(Some records)
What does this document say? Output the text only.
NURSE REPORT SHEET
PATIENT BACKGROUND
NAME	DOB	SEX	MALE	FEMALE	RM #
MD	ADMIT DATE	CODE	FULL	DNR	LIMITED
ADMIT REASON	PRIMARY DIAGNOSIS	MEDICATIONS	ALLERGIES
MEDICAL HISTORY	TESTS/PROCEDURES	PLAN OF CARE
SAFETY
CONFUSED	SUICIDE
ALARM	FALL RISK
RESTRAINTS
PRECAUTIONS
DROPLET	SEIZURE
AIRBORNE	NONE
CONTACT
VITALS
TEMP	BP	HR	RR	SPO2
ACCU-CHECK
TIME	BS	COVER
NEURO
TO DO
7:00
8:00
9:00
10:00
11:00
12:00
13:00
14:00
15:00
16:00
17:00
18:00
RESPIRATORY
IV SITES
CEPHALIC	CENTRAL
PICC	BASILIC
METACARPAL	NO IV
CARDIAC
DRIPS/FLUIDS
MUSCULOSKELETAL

**TASK OBJECTIVE**:
Exactly as shown above, return every record.

**RESPONSE**:
What does this document say? Output the text only.
NURSE REPORT SHEET
PATIENT BACKGROUND
NAME	DOB	SEX	MALE	FEMALE	RM #
MD	ADMIT DATE	CODE	FULL	DNR	LIMITED
ADMIT REASON	PRIMARY DIAGNOSIS	MEDICATIONS	ALLERGIES
MEDICAL HISTORY	TESTS/PROCEDURES	PLAN OF CARE
SAFETY
CONFUSED	SUICIDE
ALARM	FALL RISK
RESTRAINTS
PRECAUTIONS
DROPLET	SEIZURE
AIRBORNE	NONE
CONTACT
VITALS
TEMP	BP	HR	RR	SPO2
ACCU-CHECK
TIME	BS	COVER
NEURO
TO DO
7:00
8:00
9:00
10:00
11:00
12:00
13:00
14:00
15:00
16:00
17:00
18:00
RESPIRATORY
IV SITES
CEPHALIC	CENTRAL
PICC	BASILIC
METACARPAL	NO IV
CARDIAC
DRIPS/FLUIDS
MUSCULOSKELETAL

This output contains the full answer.